● **What is required**
Give back each entry unchanged, minus pictures.

◆ ◆ ◆ ◆

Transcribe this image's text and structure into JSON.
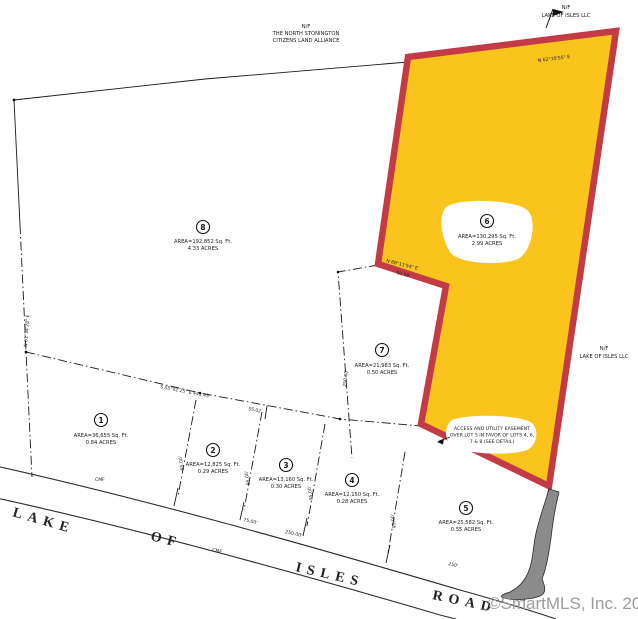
{
  "watermark": "©SmartMLS, Inc.  2024",
  "colors": {
    "highlight_fill": "#FBC41D",
    "highlight_border": "#C33B44",
    "boundary": "#1a1a1a",
    "watermark": "#9b9b9b",
    "driveway": "#8b8b8b"
  },
  "notes": {
    "north_owner": {
      "line1": "N/F",
      "line2": "THE NORTH STONINGTON",
      "line3": "CITIZENS LAND ALLIANCE"
    },
    "northeast_owner": {
      "line1": "N/F",
      "line2": "LAKE OF ISLES LLC"
    },
    "east_owner": {
      "line1": "N/F",
      "line2": "LAKE OF ISLES LLC"
    },
    "easement": {
      "line1": "ACCESS AND UTILITY EASEMENT",
      "line2": "OVER LOT 5 IN FAVOR OF LOTS 4, 6,",
      "line3": "7 & 8 (SEE DETAIL)"
    }
  },
  "road": {
    "word1": "LAKE",
    "word2": "OF",
    "word3": "ISLES",
    "word4": "ROAD"
  },
  "parcels": {
    "p1": {
      "num": "1",
      "area": "AREA=36,655 Sq. Ft.",
      "acres": "0.84 ACRES"
    },
    "p2": {
      "num": "2",
      "area": "AREA=12,825 Sq. Ft.",
      "acres": "0.29 ACRES"
    },
    "p3": {
      "num": "3",
      "area": "AREA=13,160 Sq. Ft.",
      "acres": "0.30 ACRES"
    },
    "p4": {
      "num": "4",
      "area": "AREA=12,150 Sq. Ft.",
      "acres": "0.28 ACRES"
    },
    "p5": {
      "num": "5",
      "area": "AREA=25,582 Sq. Ft.",
      "acres": "0.55 ACRES"
    },
    "p6": {
      "num": "6",
      "area": "AREA=130,295 Sq. Ft.",
      "acres": "2.99 ACRES"
    },
    "p7": {
      "num": "7",
      "area": "AREA=21,983 Sq. Ft.",
      "acres": "0.50 ACRES"
    },
    "p8": {
      "num": "8",
      "area": "AREA=192,852 Sq. Ft.",
      "acres": "4.33 ACRES"
    }
  },
  "dims": {
    "d1": "S 55°02'25\" E  443.43'",
    "d2": "55.02'",
    "d3": "250.00'",
    "d4": "75.00'",
    "d5": "250'",
    "d6": "90.59'",
    "d7": "N 01°34'28\" E",
    "d8": "250.00'",
    "d9": "95.00'",
    "d10": "95.00'",
    "d11": "95.00'",
    "d12": "N 62°30'55\" E",
    "d13": "CMF",
    "d14": "CMF",
    "d15": "95.00'",
    "d16": "N 88°11'54\" E"
  }
}
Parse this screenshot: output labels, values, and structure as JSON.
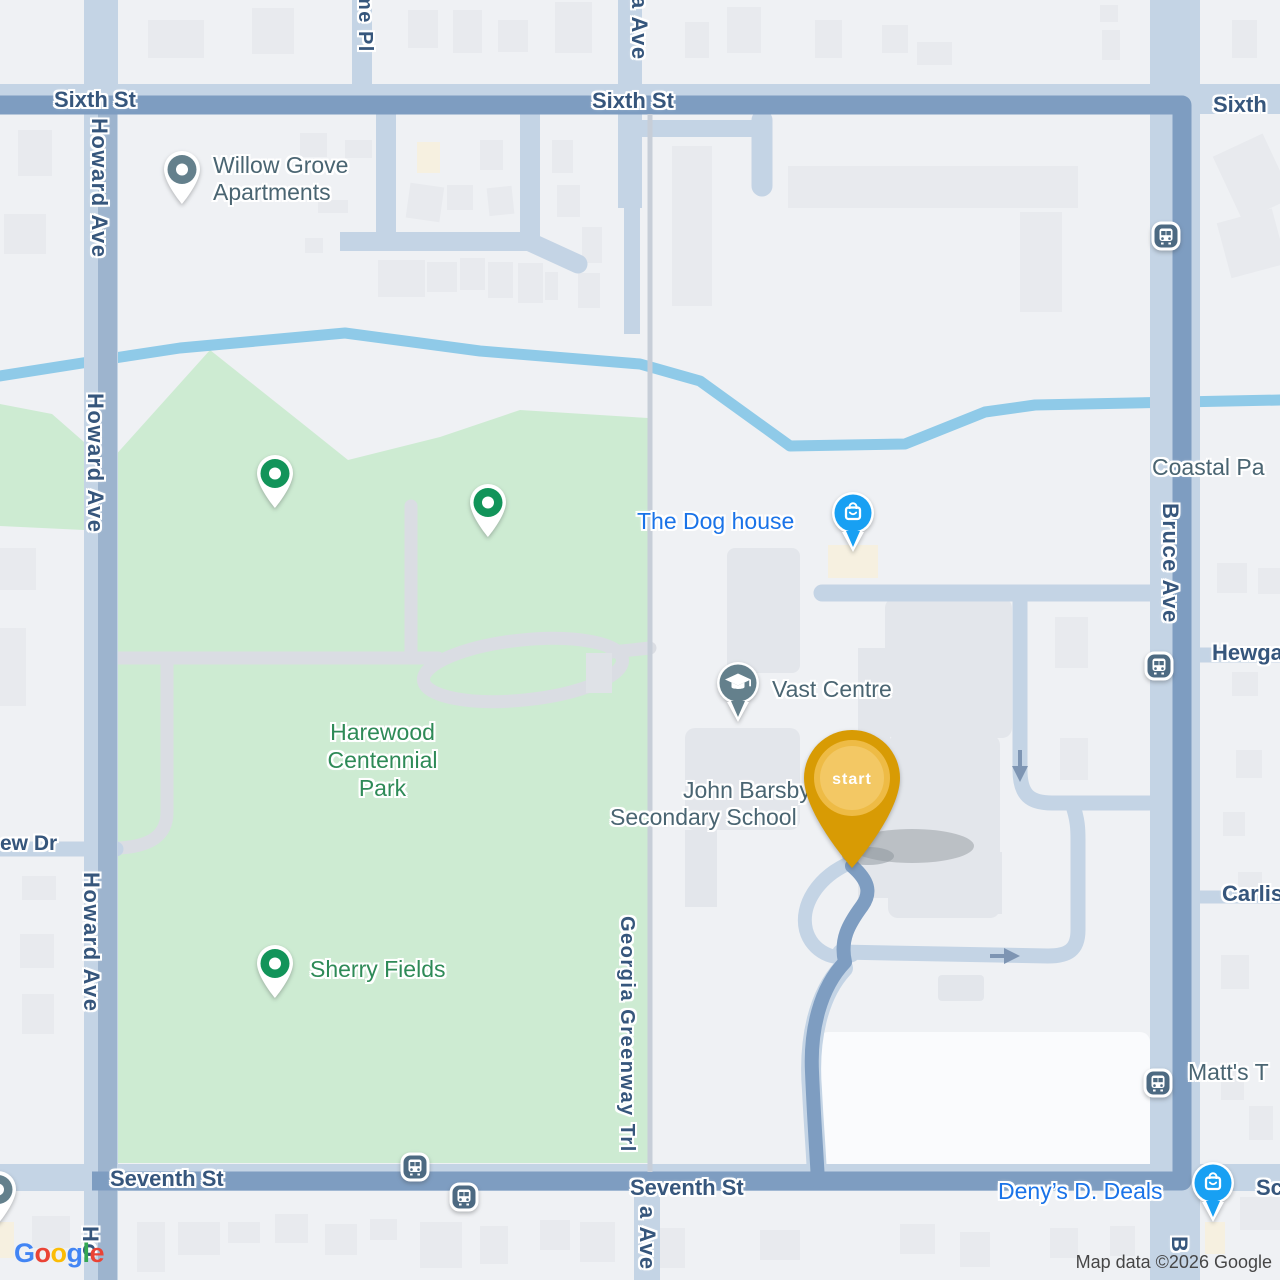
{
  "colors": {
    "route": "#7e9dc1",
    "road": "#c4d4e5",
    "road_fill": "#9db4ce",
    "water": "#8fcae8",
    "park": "#cdebd2",
    "background": "#eff1f4",
    "street_label": "#36567c",
    "poi_label": "#4a6572",
    "shop_label": "#1a73e8",
    "park_label": "#2e8a57",
    "start_pin": "#d89b04",
    "shop_pin": "#18a0f3",
    "poi_pin": "#64808c",
    "park_pin": "#12945a",
    "bus_icon": "#4d6a82"
  },
  "streets": {
    "sixth_a": "Sixth St",
    "sixth_b": "Sixth St",
    "sixth_c": "Sixth",
    "seventh_a": "Seventh St",
    "seventh_b": "Seventh St",
    "howard_a": "Howard Ave",
    "howard_b": "Howard Ave",
    "howard_c": "Howard Ave",
    "howard_d": "Ho",
    "bruce_a": "Bruce Ave",
    "bruce_b": "B",
    "georgia_greenway": "Georgia Greenway Trl",
    "georgia_top": "a Ave",
    "georgia_bottom": "a Ave",
    "me_pl": "me Pl",
    "ew_dr": "ew Dr",
    "hewgate": "Hewga",
    "carlisle": "Carlis",
    "sc": "Sc"
  },
  "places": {
    "willow_line1": "Willow Grove",
    "willow_line2": "Apartments",
    "dog_house": "The Dog house",
    "vast_centre": "Vast Centre",
    "school_line1": "John Barsby",
    "school_line2": "Secondary School",
    "harewood_line1": "Harewood",
    "harewood_line2": "Centennial",
    "harewood_line3": "Park",
    "sherry_fields": "Sherry Fields",
    "denys": "Deny’s D. Deals",
    "matts": "Matt's T",
    "coastal": "Coastal Pa"
  },
  "route_marker": {
    "start": "start"
  },
  "footer": {
    "logo": [
      "G",
      "o",
      "o",
      "g",
      "l",
      "e"
    ],
    "attribution": "Map data ©2026 Google"
  }
}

◆ ◆ ◆ ◆

● **Correct answer**
Transcribe this image's text and structure into JSON.
{
  "watermark": "©SmartMLS, Inc.  2024",
  "colors": {
    "highlight_fill": "#FBC41D",
    "highlight_border": "#C33B44",
    "boundary": "#1a1a1a",
    "watermark": "#9b9b9b",
    "driveway": "#8b8b8b"
  },
  "notes": {
    "north_owner": {
      "line1": "N/F",
      "line2": "THE NORTH STONINGTON",
      "line3": "CITIZENS LAND ALLIANCE"
    },
    "northeast_owner": {
      "line1": "N/F",
      "line2": "LAKE OF ISLES LLC"
    },
    "east_owner": {
      "line1": "N/F",
      "line2": "LAKE OF ISLES LLC"
    },
    "easement": {
      "line1": "ACCESS AND UTILITY EASEMENT",
      "line2": "OVER LOT 5 IN FAVOR OF LOTS 4, 6,",
      "line3": "7 & 8 (SEE DETAIL)"
    }
  },
  "road": {
    "word1": "LAKE",
    "word2": "OF",
    "word3": "ISLES",
    "word4": "ROAD"
  },
  "parcels": {
    "p1": {
      "num": "1",
      "area": "AREA=36,655 Sq. Ft.",
      "acres": "0.84 ACRES"
    },
    "p2": {
      "num": "2",
      "area": "AREA=12,825 Sq. Ft.",
      "acres": "0.29 ACRES"
    },
    "p3": {
      "num": "3",
      "area": "AREA=13,160 Sq. Ft.",
      "acres": "0.30 ACRES"
    },
    "p4": {
      "num": "4",
      "area": "AREA=12,150 Sq. Ft.",
      "acres": "0.28 ACRES"
    },
    "p5": {
      "num": "5",
      "area": "AREA=25,582 Sq. Ft.",
      "acres": "0.55 ACRES"
    },
    "p6": {
      "num": "6",
      "area": "AREA=130,295 Sq. Ft.",
      "acres": "2.99 ACRES"
    },
    "p7": {
      "num": "7",
      "area": "AREA=21,983 Sq. Ft.",
      "acres": "0.50 ACRES"
    },
    "p8": {
      "num": "8",
      "area": "AREA=192,852 Sq. Ft.",
      "acres": "4.33 ACRES"
    }
  },
  "dims": {
    "d1": "S 55°02'25\" E  443.43'",
    "d2": "55.02'",
    "d3": "250.00'",
    "d4": "75.00'",
    "d5": "250'",
    "d6": "90.59'",
    "d7": "N 01°34'28\" E",
    "d8": "250.00'",
    "d9": "95.00'",
    "d10": "95.00'",
    "d11": "95.00'",
    "d12": "N 62°30'55\" E",
    "d13": "CMF",
    "d14": "CMF",
    "d15": "95.00'",
    "d16": "N 88°11'54\" E"
  }
}
Parse this screenshot: output labels, values, and structure as JSON.
{
  "colors": {
    "route": "#7e9dc1",
    "road": "#c4d4e5",
    "road_fill": "#9db4ce",
    "water": "#8fcae8",
    "park": "#cdebd2",
    "background": "#eff1f4",
    "street_label": "#36567c",
    "poi_label": "#4a6572",
    "shop_label": "#1a73e8",
    "park_label": "#2e8a57",
    "start_pin": "#d89b04",
    "shop_pin": "#18a0f3",
    "poi_pin": "#64808c",
    "park_pin": "#12945a",
    "bus_icon": "#4d6a82"
  },
  "streets": {
    "sixth_a": "Sixth St",
    "sixth_b": "Sixth St",
    "sixth_c": "Sixth",
    "seventh_a": "Seventh St",
    "seventh_b": "Seventh St",
    "howard_a": "Howard Ave",
    "howard_b": "Howard Ave",
    "howard_c": "Howard Ave",
    "howard_d": "Ho",
    "bruce_a": "Bruce Ave",
    "bruce_b": "B",
    "georgia_greenway": "Georgia Greenway Trl",
    "georgia_top": "a Ave",
    "georgia_bottom": "a Ave",
    "me_pl": "me Pl",
    "ew_dr": "ew Dr",
    "hewgate": "Hewga",
    "carlisle": "Carlis",
    "sc": "Sc"
  },
  "places": {
    "willow_line1": "Willow Grove",
    "willow_line2": "Apartments",
    "dog_house": "The Dog house",
    "vast_centre": "Vast Centre",
    "school_line1": "John Barsby",
    "school_line2": "Secondary School",
    "harewood_line1": "Harewood",
    "harewood_line2": "Centennial",
    "harewood_line3": "Park",
    "sherry_fields": "Sherry Fields",
    "denys": "Deny’s D. Deals",
    "matts": "Matt's T",
    "coastal": "Coastal Pa"
  },
  "route_marker": {
    "start": "start"
  },
  "footer": {
    "logo": [
      "G",
      "o",
      "o",
      "g",
      "l",
      "e"
    ],
    "attribution": "Map data ©2026 Google"
  }
}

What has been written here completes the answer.